**TASK REQUIREMENTS**
Filter the listing below, copying every line in which the word "osuus" appears.

--- Begin TASK MATERIAL ---

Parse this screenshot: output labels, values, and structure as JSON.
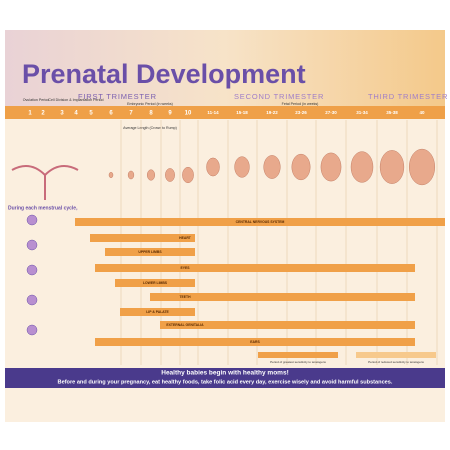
{
  "header": {
    "title": "Prenatal Development",
    "trimesters": [
      "FIRST TRIMESTER",
      "SECOND TRIMESTER",
      "THIRD TRIMESTER"
    ]
  },
  "periods": {
    "ovulation": "Ovulation Period",
    "implantation": "Cell Division & Implantation Period",
    "embryonic": "Embryonic Period (in weeks)",
    "fetal": "Fetal Period (in weeks)",
    "length": "Average Length (Crown to Rump)"
  },
  "weeks": [
    "1",
    "2",
    "3",
    "4",
    "5",
    "6",
    "7",
    "8",
    "9",
    "10",
    "11-14",
    "15-18",
    "19-22",
    "23-26",
    "27-30",
    "31-34",
    "35-38",
    "40"
  ],
  "intro": "During each menstrual cycle,",
  "systems": [
    "CENTRAL NERVOUS SYSTEM",
    "HEART",
    "UPPER LIMBS",
    "EYES",
    "LOWER LIMBS",
    "TEETH",
    "LIP & PALATE",
    "EXTERNAL GENITALIA",
    "EARS"
  ],
  "legend": [
    "Period of greatest sensitivity to teratogens",
    "Period of reduced sensitivity to teratogens"
  ],
  "footer": {
    "slogan": "Healthy babies begin with healthy moms!",
    "advice": "Before and during your pregnancy, eat healthy foods, take folic acid every day, exercise wisely and avoid harmful substances."
  }
}
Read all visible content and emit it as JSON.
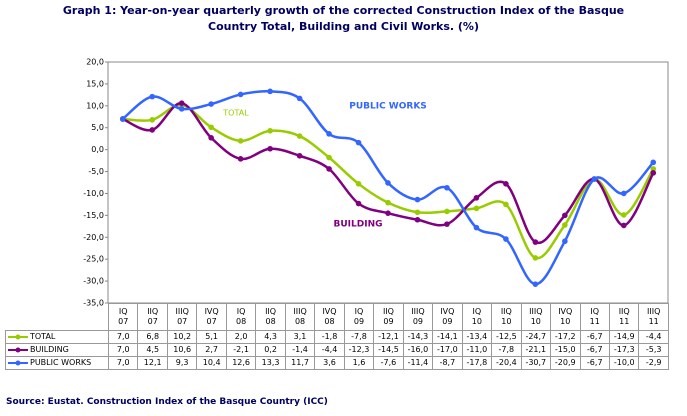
{
  "chart_data": {
    "type": "line",
    "title": "Graph 1: Year-on-year quarterly growth of the corrected Construction Index of the Basque\nCountry Total, Building and Civil Works. (%)",
    "source": "Source: Eustat. Construction Index of the Basque Country (ICC)",
    "categories": [
      "IQ\n07",
      "IIQ\n07",
      "IIIQ\n07",
      "IVQ\n07",
      "IQ\n08",
      "IIQ\n08",
      "IIIQ\n08",
      "IVQ\n08",
      "IQ\n09",
      "IIQ\n09",
      "IIIQ\n09",
      "IVQ\n09",
      "IQ\n10",
      "IIQ\n10",
      "IIIQ\n10",
      "IVQ\n10",
      "IQ\n11",
      "IIQ\n11",
      "IIIQ\n11"
    ],
    "series": [
      {
        "name": "TOTAL",
        "color": "#99cc00",
        "values": [
          7.0,
          6.8,
          10.2,
          5.1,
          2.0,
          4.3,
          3.1,
          -1.8,
          -7.8,
          -12.1,
          -14.3,
          -14.1,
          -13.4,
          -12.5,
          -24.7,
          -17.2,
          -6.7,
          -14.9,
          -4.4
        ],
        "value_labels": [
          "7,0",
          "6,8",
          "10,2",
          "5,1",
          "2,0",
          "4,3",
          "3,1",
          "-1,8",
          "-7,8",
          "-12,1",
          "-14,3",
          "-14,1",
          "-13,4",
          "-12,5",
          "-24,7",
          "-17,2",
          "-6,7",
          "-14,9",
          "-4,4"
        ]
      },
      {
        "name": "BUILDING",
        "color": "#800080",
        "values": [
          7.0,
          4.5,
          10.6,
          2.7,
          -2.1,
          0.2,
          -1.4,
          -4.4,
          -12.3,
          -14.5,
          -16.0,
          -17.0,
          -11.0,
          -7.8,
          -21.1,
          -15.0,
          -6.7,
          -17.3,
          -5.3
        ],
        "value_labels": [
          "7,0",
          "4,5",
          "10,6",
          "2,7",
          "-2,1",
          "0,2",
          "-1,4",
          "-4,4",
          "-12,3",
          "-14,5",
          "-16,0",
          "-17,0",
          "-11,0",
          "-7,8",
          "-21,1",
          "-15,0",
          "-6,7",
          "-17,3",
          "-5,3"
        ]
      },
      {
        "name": "PUBLIC WORKS",
        "color": "#3366ff",
        "values": [
          7.0,
          12.1,
          9.3,
          10.4,
          12.6,
          13.3,
          11.7,
          3.6,
          1.6,
          -7.6,
          -11.4,
          -8.7,
          -17.8,
          -20.4,
          -30.7,
          -20.9,
          -6.7,
          -10.0,
          -2.9
        ],
        "value_labels": [
          "7,0",
          "12,1",
          "9,3",
          "10,4",
          "12,6",
          "13,3",
          "11,7",
          "3,6",
          "1,6",
          "-7,6",
          "-11,4",
          "-8,7",
          "-17,8",
          "-20,4",
          "-30,7",
          "-20,9",
          "-6,7",
          "-10,0",
          "-2,9"
        ]
      }
    ],
    "annotations": [
      {
        "text": "TOTAL",
        "color": "#99cc00"
      },
      {
        "text": "PUBLIC WORKS",
        "color": "#3366ff"
      },
      {
        "text": "BUILDING",
        "color": "#800080"
      }
    ],
    "ylim": [
      -35,
      20
    ],
    "yticks": [
      {
        "value": 20,
        "label": "20,0"
      },
      {
        "value": 15,
        "label": "15,0"
      },
      {
        "value": 10,
        "label": "10,0"
      },
      {
        "value": 5,
        "label": "5,0"
      },
      {
        "value": 0,
        "label": "0,0"
      },
      {
        "value": -5,
        "label": "-5,0"
      },
      {
        "value": -10,
        "label": "-10,0"
      },
      {
        "value": -15,
        "label": "-15,0"
      },
      {
        "value": -20,
        "label": "-20,0"
      },
      {
        "value": -25,
        "label": "-25,0"
      },
      {
        "value": -30,
        "label": "-30,0"
      },
      {
        "value": -35,
        "label": "-35,0"
      }
    ],
    "grid": false
  }
}
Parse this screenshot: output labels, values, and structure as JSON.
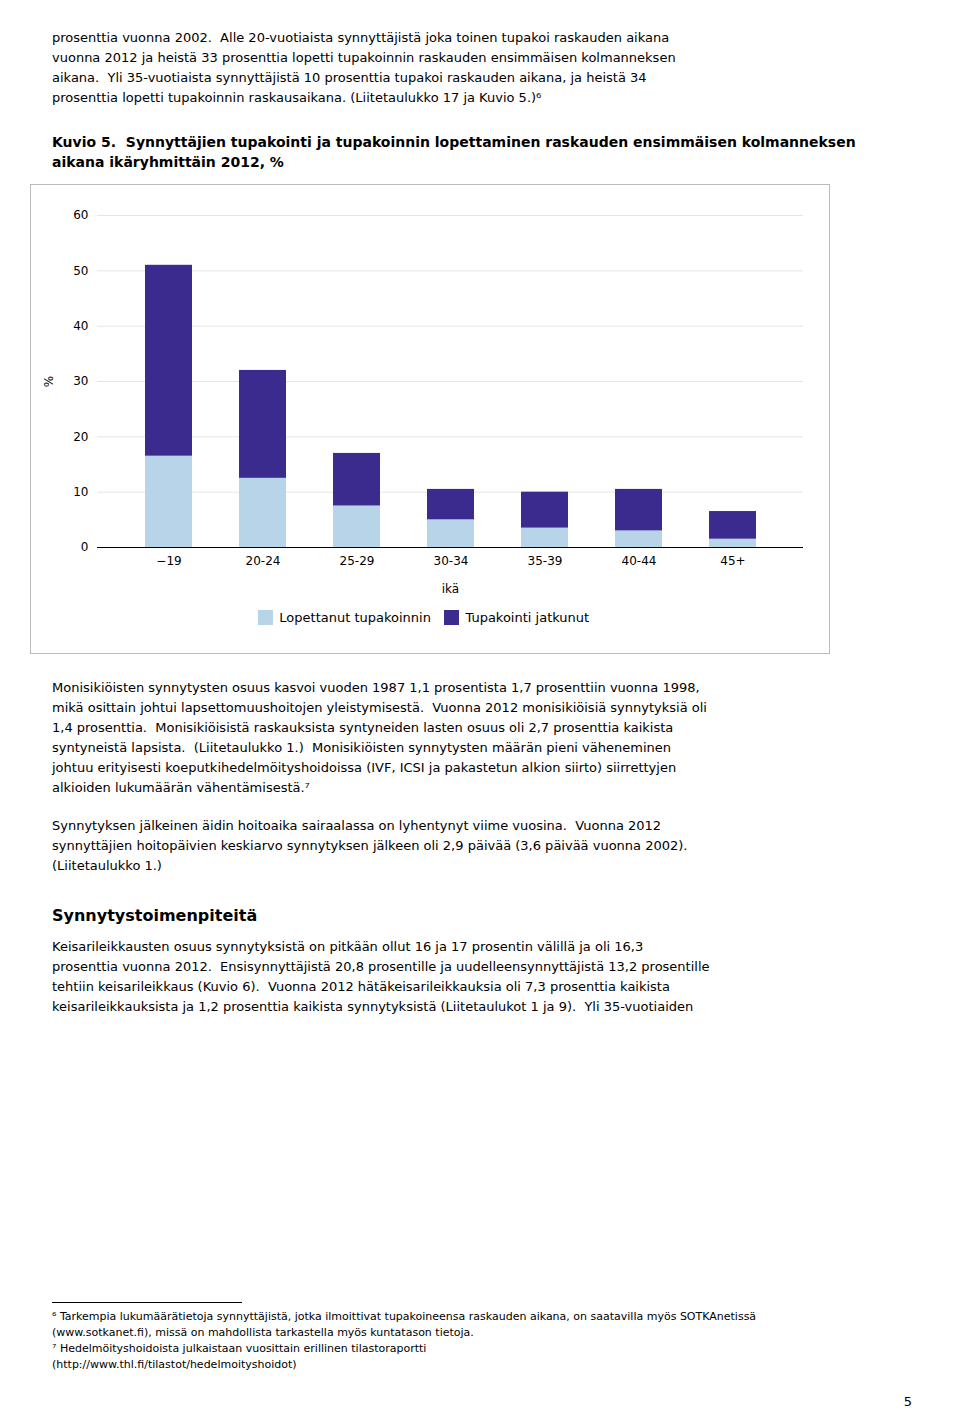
{
  "paragraphs_above": [
    [
      "prosenttia vuonna 2002.  Alle 20-vuotiaista synnyttäjistä joka toinen tupakoi raskauden aikana",
      "vuonna 2012 ja heistä 33 prosenttia lopetti tupakoinnin raskauden ensimmäisen kolmanneksen",
      "aikana.  Yli 35-vuotiaista synnyttäjistä 10 prosenttia tupakoi raskauden aikana, ja heistä 34",
      "prosenttia lopetti tupakoinnin raskausaikana. (Liitetaulukko 17 ja Kuvio 5.)⁶"
    ]
  ],
  "chart_data": {
    "type": "bar",
    "stacked": true,
    "title": "Kuvio 5.  Synnyttäjien tupakointi ja tupakoinnin lopettaminen raskauden ensimmäisen kolmanneksen aikana ikäryhmittäin 2012, %",
    "xlabel": "ikä",
    "ylabel": "%",
    "categories": [
      "−19",
      "20-24",
      "25-29",
      "30-34",
      "35-39",
      "40-44",
      "45+"
    ],
    "series": [
      {
        "name": "Lopettanut tupakoinnin",
        "color": "#b8d4e8",
        "values": [
          16.5,
          12.5,
          7.5,
          5.0,
          3.5,
          3.0,
          1.5
        ]
      },
      {
        "name": "Tupakointi jatkunut",
        "color": "#3c2b8f",
        "values": [
          34.5,
          19.5,
          9.5,
          5.5,
          6.5,
          7.5,
          5.0
        ]
      }
    ],
    "ylim": [
      0,
      60
    ],
    "yticks": [
      0,
      10,
      20,
      30,
      40,
      50,
      60
    ],
    "grid": true,
    "legend": "bottom"
  },
  "paragraphs_below": [
    [
      "Monisikiöisten synnytysten osuus kasvoi vuoden 1987 1,1 prosentista 1,7 prosenttiin vuonna 1998,",
      "mikä osittain johtui lapsettomuushoitojen yleistymisestä.  Vuonna 2012 monisikiöisiä synnytyksiä oli",
      "1,4 prosenttia.  Monisikiöisistä raskauksista syntyneiden lasten osuus oli 2,7 prosenttia kaikista",
      "syntyneistä lapsista.  (Liitetaulukko 1.)  Monisikiöisten synnytysten määrän pieni väheneminen",
      "johtuu erityisesti koeputkihedelmöityshoidoissa (IVF, ICSI ja pakastetun alkion siirto) siirrettyjen",
      "alkioiden lukumäärän vähentämisestä.⁷"
    ],
    [
      "Synnytyksen jälkeinen äidin hoitoaika sairaalassa on lyhentynyt viime vuosina.  Vuonna 2012",
      "synnyttäjien hoitopäivien keskiarvo synnytyksen jälkeen oli 2,9 päivää (3,6 päivää vuonna 2002).",
      "(Liitetaulukko 1.)"
    ]
  ],
  "heading": "Synnytystoimenpiteitä",
  "paragraphs_after_heading": [
    [
      "Keisarileikkausten osuus synnytyksistä on pitkään ollut 16 ja 17 prosentin välillä ja oli 16,3",
      "prosenttia vuonna 2012.  Ensisynnyttäjistä 20,8 prosentille ja uudelleensynnyttäjistä 13,2 prosentille",
      "tehtiin keisarileikkaus (Kuvio 6).  Vuonna 2012 hätäkeisarileikkauksia oli 7,3 prosenttia kaikista",
      "keisarileikkauksista ja 1,2 prosenttia kaikista synnytyksistä (Liitetaulukot 1 ja 9).  Yli 35-vuotiaiden"
    ]
  ],
  "footnotes": [
    "⁶ Tarkempia lukumäärätietoja synnyttäjistä, jotka ilmoittivat tupakoineensa raskauden aikana, on saatavilla myös SOTKAnetissä",
    "(www.sotkanet.fi), missä on mahdollista tarkastella myös kuntatason tietoja.",
    "⁷ Hedelmöityshoidoista julkaistaan vuosittain erillinen tilastoraportti",
    "(http://www.thl.fi/tilastot/hedelmoityshoidot)"
  ],
  "page_number": "5"
}
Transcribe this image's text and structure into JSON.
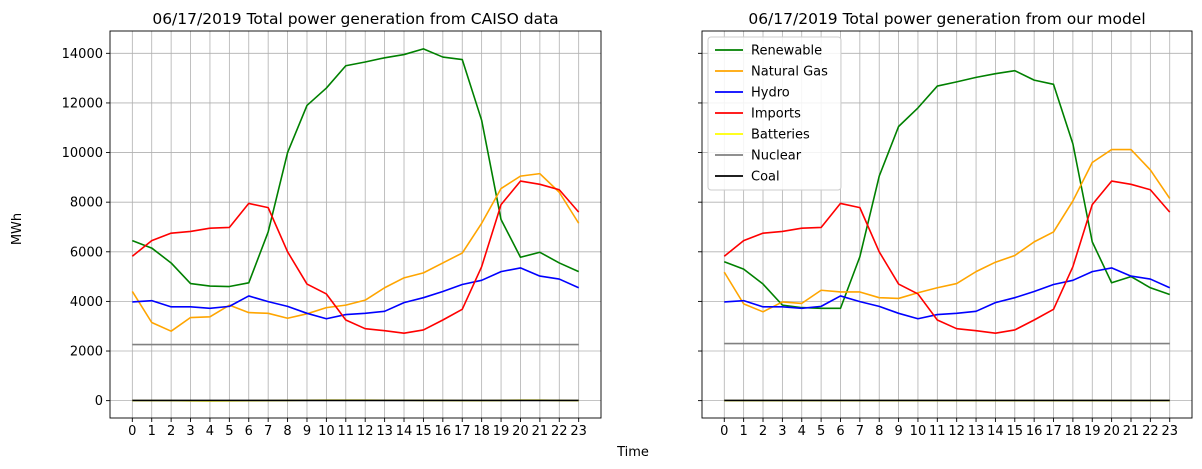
{
  "figure": {
    "ylabel": "MWh",
    "xlabel": "Time"
  },
  "chart_data": [
    {
      "type": "line",
      "title": "06/17/2019 Total power generation from CAISO data",
      "xlabel": "Time",
      "ylabel": "MWh",
      "x": [
        0,
        1,
        2,
        3,
        4,
        5,
        6,
        7,
        8,
        9,
        10,
        11,
        12,
        13,
        14,
        15,
        16,
        17,
        18,
        19,
        20,
        21,
        22,
        23
      ],
      "xlim": [
        -1.15,
        24.15
      ],
      "ylim": [
        -700,
        14900
      ],
      "yticks": [
        0,
        2000,
        4000,
        6000,
        8000,
        10000,
        12000,
        14000
      ],
      "grid": true,
      "legend": null,
      "series": [
        {
          "name": "Renewable",
          "color": "#008000",
          "values": [
            6450,
            6150,
            5550,
            4720,
            4620,
            4600,
            4750,
            6800,
            10000,
            11900,
            12600,
            13500,
            13650,
            13820,
            13950,
            14180,
            13850,
            13750,
            11300,
            7300,
            5780,
            5980,
            5550,
            5200
          ]
        },
        {
          "name": "Natural Gas",
          "color": "#ffa500",
          "values": [
            4400,
            3150,
            2800,
            3350,
            3380,
            3850,
            3550,
            3520,
            3320,
            3500,
            3750,
            3850,
            4050,
            4550,
            4950,
            5150,
            5550,
            5950,
            7150,
            8550,
            9050,
            9150,
            8400,
            7150
          ]
        },
        {
          "name": "Hydro",
          "color": "#0000ff",
          "values": [
            3980,
            4030,
            3780,
            3780,
            3720,
            3800,
            4220,
            3990,
            3800,
            3520,
            3300,
            3470,
            3520,
            3600,
            3950,
            4150,
            4400,
            4680,
            4850,
            5200,
            5350,
            5020,
            4900,
            4550
          ]
        },
        {
          "name": "Imports",
          "color": "#ff0000",
          "values": [
            5820,
            6450,
            6750,
            6820,
            6950,
            6980,
            7950,
            7780,
            6000,
            4700,
            4300,
            3250,
            2900,
            2820,
            2720,
            2850,
            3250,
            3680,
            5400,
            7900,
            8850,
            8720,
            8500,
            7600
          ]
        },
        {
          "name": "Batteries",
          "color": "#ffff00",
          "values": [
            0,
            0,
            0,
            -10,
            -15,
            -10,
            -5,
            0,
            10,
            15,
            20,
            20,
            20,
            15,
            15,
            10,
            10,
            0,
            0,
            10,
            20,
            20,
            10,
            0
          ]
        },
        {
          "name": "Nuclear",
          "color": "#808080",
          "values": [
            2260,
            2260,
            2260,
            2260,
            2260,
            2260,
            2260,
            2260,
            2260,
            2260,
            2260,
            2260,
            2260,
            2260,
            2260,
            2260,
            2260,
            2260,
            2260,
            2260,
            2260,
            2260,
            2260,
            2260
          ]
        },
        {
          "name": "Coal",
          "color": "#000000",
          "values": [
            10,
            10,
            10,
            10,
            10,
            10,
            10,
            10,
            10,
            10,
            10,
            10,
            10,
            10,
            10,
            10,
            10,
            10,
            10,
            10,
            10,
            10,
            10,
            10
          ]
        }
      ]
    },
    {
      "type": "line",
      "title": "06/17/2019 Total power generation from our model",
      "xlabel": "Time",
      "ylabel": "MWh",
      "x": [
        0,
        1,
        2,
        3,
        4,
        5,
        6,
        7,
        8,
        9,
        10,
        11,
        12,
        13,
        14,
        15,
        16,
        17,
        18,
        19,
        20,
        21,
        22,
        23
      ],
      "xlim": [
        -1.15,
        24.15
      ],
      "ylim": [
        -700,
        14900
      ],
      "yticks": [
        0,
        2000,
        4000,
        6000,
        8000,
        10000,
        12000,
        14000
      ],
      "grid": true,
      "legend": "top-left",
      "series": [
        {
          "name": "Renewable",
          "color": "#008000",
          "values": [
            5600,
            5300,
            4700,
            3850,
            3750,
            3720,
            3720,
            5800,
            9050,
            11050,
            11800,
            12680,
            12850,
            13030,
            13180,
            13300,
            12920,
            12750,
            10350,
            6400,
            4750,
            5000,
            4550,
            4280
          ]
        },
        {
          "name": "Natural Gas",
          "color": "#ffa500",
          "values": [
            5180,
            3900,
            3580,
            3980,
            3920,
            4450,
            4380,
            4380,
            4150,
            4120,
            4350,
            4550,
            4720,
            5200,
            5580,
            5850,
            6400,
            6800,
            8050,
            9600,
            10120,
            10120,
            9300,
            8150
          ]
        },
        {
          "name": "Hydro",
          "color": "#0000ff",
          "values": [
            3980,
            4030,
            3780,
            3780,
            3720,
            3800,
            4220,
            3990,
            3800,
            3520,
            3300,
            3470,
            3520,
            3600,
            3950,
            4150,
            4400,
            4680,
            4850,
            5200,
            5350,
            5020,
            4900,
            4550
          ]
        },
        {
          "name": "Imports",
          "color": "#ff0000",
          "values": [
            5820,
            6450,
            6750,
            6820,
            6950,
            6980,
            7950,
            7780,
            6000,
            4700,
            4300,
            3250,
            2900,
            2820,
            2720,
            2850,
            3250,
            3680,
            5400,
            7900,
            8850,
            8720,
            8500,
            7600
          ]
        },
        {
          "name": "Batteries",
          "color": "#ffff00",
          "values": [
            0,
            0,
            0,
            0,
            0,
            0,
            0,
            0,
            0,
            0,
            0,
            0,
            0,
            0,
            0,
            0,
            0,
            0,
            0,
            0,
            0,
            0,
            0,
            0
          ]
        },
        {
          "name": "Nuclear",
          "color": "#808080",
          "values": [
            2300,
            2300,
            2300,
            2300,
            2300,
            2300,
            2300,
            2300,
            2300,
            2300,
            2300,
            2300,
            2300,
            2300,
            2300,
            2300,
            2300,
            2300,
            2300,
            2300,
            2300,
            2300,
            2300,
            2300
          ]
        },
        {
          "name": "Coal",
          "color": "#000000",
          "values": [
            10,
            10,
            10,
            10,
            10,
            10,
            10,
            10,
            10,
            10,
            10,
            10,
            10,
            10,
            10,
            10,
            10,
            10,
            10,
            10,
            10,
            10,
            10,
            10
          ]
        }
      ]
    }
  ]
}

--- End TASK MATERIAL ---

**THE RESPONSE**
      "Monisikiöisten synnytysten osuus kasvoi vuoden 1987 1,1 prosentista 1,7 prosenttiin vuonna 1998,",
      "1,4 prosenttia.  Monisikiöisistä raskauksista syntyneiden lasten osuus oli 2,7 prosenttia kaikista",
      "Keisarileikkausten osuus synnytyksistä on pitkään ollut 16 ja 17 prosentin välillä ja oli 16,3",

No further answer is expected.